### EXERCISE BRIEF
Which lines contain the word "high"? Return each of them as written.
>> BEGIN DATA SUPPLIED
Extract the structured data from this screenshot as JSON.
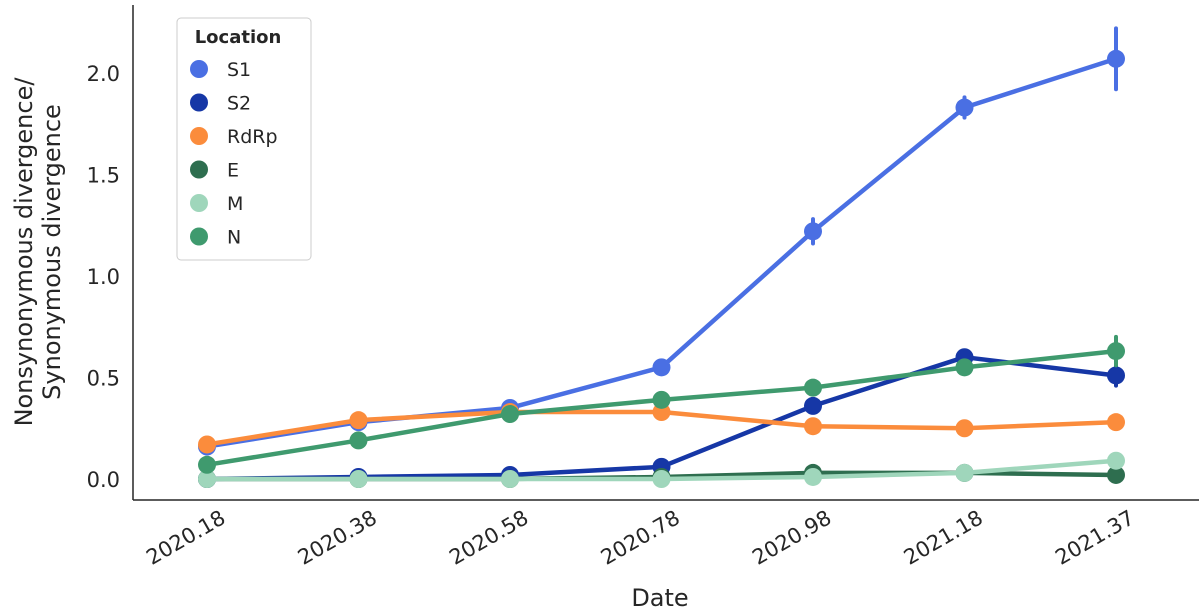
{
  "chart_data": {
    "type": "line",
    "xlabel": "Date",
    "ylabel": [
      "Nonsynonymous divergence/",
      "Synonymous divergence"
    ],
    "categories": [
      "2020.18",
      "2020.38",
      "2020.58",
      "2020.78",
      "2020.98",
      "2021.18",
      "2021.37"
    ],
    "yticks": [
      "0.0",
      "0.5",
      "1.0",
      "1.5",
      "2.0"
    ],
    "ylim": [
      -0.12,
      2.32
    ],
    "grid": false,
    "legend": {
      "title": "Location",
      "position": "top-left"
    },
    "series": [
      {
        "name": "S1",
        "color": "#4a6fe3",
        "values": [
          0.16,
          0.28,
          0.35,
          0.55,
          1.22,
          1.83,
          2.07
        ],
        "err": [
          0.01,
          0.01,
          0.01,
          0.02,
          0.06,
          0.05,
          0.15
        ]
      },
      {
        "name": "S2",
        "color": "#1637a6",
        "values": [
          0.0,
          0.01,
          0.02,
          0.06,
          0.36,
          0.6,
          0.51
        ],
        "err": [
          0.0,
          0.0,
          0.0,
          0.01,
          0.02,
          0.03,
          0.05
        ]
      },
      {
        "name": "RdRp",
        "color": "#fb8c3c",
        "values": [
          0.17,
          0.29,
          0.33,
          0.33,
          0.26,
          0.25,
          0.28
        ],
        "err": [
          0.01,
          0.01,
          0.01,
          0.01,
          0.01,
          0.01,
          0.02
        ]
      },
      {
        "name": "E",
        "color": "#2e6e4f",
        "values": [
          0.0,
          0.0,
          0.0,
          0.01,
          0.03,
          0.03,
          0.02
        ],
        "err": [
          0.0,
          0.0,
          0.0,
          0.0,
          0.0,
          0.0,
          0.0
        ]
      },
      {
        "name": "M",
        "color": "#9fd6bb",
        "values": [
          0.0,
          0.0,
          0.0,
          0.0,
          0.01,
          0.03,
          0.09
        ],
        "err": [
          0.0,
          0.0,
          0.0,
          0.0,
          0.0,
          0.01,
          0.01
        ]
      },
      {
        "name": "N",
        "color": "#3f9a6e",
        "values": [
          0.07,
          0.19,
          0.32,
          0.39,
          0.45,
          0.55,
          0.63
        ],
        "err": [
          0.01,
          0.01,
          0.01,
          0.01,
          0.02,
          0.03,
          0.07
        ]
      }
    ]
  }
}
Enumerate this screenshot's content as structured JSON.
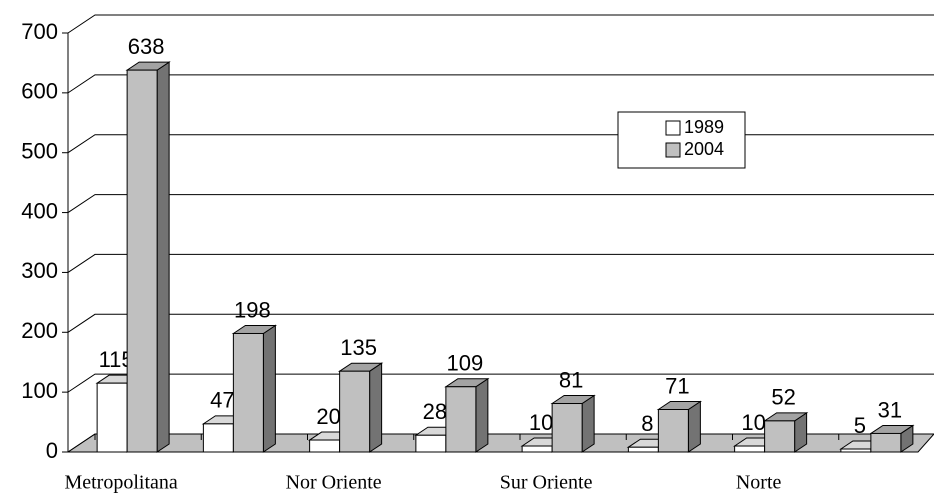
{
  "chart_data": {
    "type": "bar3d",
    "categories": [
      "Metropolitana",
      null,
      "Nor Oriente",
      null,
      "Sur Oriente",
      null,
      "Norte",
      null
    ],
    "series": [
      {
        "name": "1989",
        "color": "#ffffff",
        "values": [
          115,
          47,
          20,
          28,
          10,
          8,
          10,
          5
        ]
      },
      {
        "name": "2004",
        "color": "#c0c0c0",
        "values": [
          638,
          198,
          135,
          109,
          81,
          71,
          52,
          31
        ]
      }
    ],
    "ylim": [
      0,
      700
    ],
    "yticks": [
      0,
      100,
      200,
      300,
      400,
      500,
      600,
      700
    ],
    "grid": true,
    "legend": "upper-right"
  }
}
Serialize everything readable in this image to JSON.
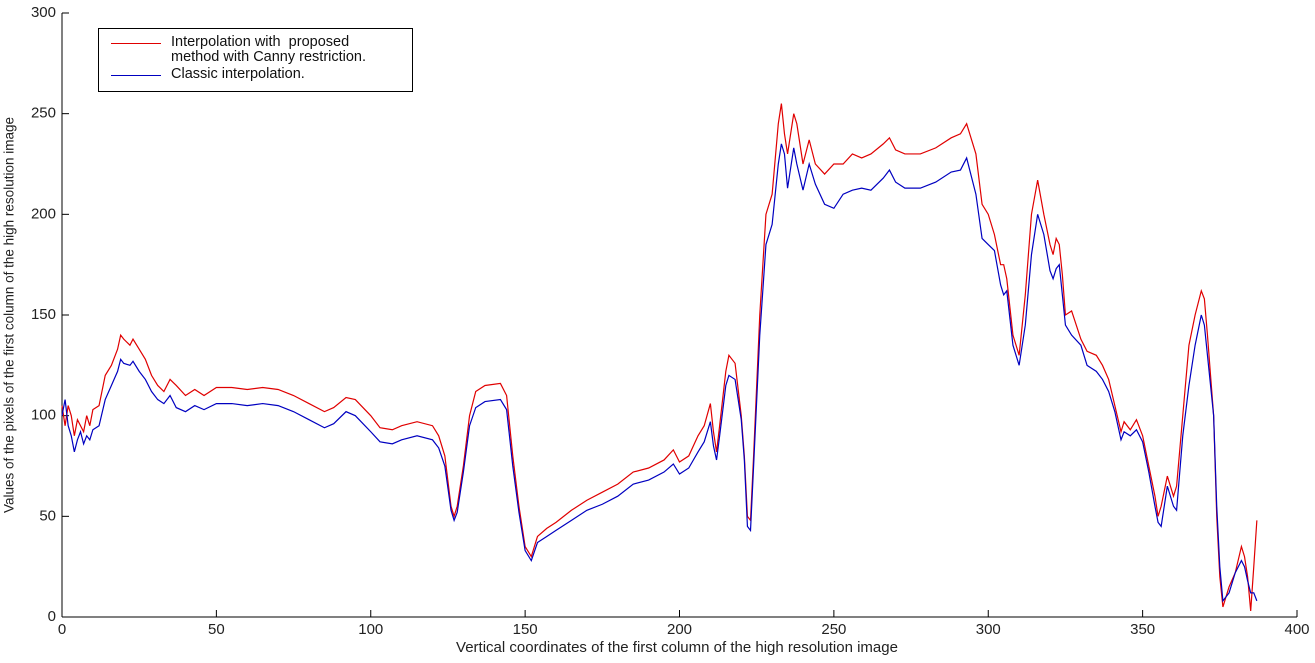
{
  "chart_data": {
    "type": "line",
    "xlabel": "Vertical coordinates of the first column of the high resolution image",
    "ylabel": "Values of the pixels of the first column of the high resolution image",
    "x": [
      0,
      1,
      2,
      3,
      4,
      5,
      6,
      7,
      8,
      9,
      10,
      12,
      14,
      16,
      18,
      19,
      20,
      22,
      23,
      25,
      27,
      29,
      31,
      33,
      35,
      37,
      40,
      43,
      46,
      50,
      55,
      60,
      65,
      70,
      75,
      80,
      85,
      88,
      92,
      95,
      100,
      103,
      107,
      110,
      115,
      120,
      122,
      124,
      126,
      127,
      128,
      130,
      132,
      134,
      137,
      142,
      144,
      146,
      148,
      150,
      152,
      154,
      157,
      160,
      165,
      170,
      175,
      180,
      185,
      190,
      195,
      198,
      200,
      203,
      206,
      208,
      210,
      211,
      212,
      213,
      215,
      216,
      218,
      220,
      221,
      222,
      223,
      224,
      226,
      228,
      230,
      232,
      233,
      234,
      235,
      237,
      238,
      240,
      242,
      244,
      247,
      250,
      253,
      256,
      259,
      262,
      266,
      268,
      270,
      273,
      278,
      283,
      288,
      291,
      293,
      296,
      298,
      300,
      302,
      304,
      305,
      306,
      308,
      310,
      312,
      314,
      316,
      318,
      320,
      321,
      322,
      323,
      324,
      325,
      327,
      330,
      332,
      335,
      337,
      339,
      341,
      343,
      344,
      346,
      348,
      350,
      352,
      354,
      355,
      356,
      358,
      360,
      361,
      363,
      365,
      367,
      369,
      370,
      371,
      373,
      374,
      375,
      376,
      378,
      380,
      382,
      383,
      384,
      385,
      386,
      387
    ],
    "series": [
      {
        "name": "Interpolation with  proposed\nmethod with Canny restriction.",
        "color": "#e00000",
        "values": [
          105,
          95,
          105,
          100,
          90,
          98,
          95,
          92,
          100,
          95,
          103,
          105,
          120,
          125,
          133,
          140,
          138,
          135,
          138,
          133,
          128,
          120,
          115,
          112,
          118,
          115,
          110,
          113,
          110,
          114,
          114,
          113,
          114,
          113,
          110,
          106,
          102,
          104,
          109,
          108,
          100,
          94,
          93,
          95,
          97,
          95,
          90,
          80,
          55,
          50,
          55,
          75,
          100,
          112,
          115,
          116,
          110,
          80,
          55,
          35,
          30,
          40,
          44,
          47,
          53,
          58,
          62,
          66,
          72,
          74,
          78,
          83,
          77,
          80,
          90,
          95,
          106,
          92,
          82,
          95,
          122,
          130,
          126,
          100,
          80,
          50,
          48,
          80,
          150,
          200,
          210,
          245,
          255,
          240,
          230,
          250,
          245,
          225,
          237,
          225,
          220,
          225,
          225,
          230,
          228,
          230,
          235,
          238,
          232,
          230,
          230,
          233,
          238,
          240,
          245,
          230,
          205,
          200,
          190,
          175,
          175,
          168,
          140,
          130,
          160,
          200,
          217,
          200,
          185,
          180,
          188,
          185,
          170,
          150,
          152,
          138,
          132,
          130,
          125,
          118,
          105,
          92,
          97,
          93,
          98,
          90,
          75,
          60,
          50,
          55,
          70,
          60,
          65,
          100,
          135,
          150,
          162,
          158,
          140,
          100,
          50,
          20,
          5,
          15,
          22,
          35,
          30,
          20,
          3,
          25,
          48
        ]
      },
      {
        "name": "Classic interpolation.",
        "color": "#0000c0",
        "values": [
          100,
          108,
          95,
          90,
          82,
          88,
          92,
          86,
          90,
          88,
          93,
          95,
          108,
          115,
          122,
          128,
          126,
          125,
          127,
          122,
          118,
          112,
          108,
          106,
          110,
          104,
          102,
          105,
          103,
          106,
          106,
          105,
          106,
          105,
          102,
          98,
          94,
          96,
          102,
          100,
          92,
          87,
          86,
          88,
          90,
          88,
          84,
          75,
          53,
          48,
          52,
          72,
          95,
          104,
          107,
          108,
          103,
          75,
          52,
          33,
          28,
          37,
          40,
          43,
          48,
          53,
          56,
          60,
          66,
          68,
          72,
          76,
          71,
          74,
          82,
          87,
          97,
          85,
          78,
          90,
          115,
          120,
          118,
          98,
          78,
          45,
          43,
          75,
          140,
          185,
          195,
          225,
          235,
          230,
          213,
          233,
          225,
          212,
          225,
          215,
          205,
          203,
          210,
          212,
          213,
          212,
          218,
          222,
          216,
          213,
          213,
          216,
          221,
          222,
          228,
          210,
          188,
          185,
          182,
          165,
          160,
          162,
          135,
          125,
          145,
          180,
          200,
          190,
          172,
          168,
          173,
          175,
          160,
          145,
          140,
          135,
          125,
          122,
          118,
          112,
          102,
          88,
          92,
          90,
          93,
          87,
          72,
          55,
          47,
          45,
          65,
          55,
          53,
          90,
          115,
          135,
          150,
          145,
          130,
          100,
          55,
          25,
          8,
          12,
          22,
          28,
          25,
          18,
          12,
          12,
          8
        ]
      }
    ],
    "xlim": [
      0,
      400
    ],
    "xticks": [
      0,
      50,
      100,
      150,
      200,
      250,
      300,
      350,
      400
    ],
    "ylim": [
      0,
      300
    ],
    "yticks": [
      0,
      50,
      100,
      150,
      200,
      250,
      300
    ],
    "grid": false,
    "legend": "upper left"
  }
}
>> END DATA SUPPLIED
### ANSWER TO THE EXERCISE
    "xlabel": "Vertical coordinates of the first column of the high resolution image",
    "ylabel": "Values of the pixels of the first column of the high resolution image",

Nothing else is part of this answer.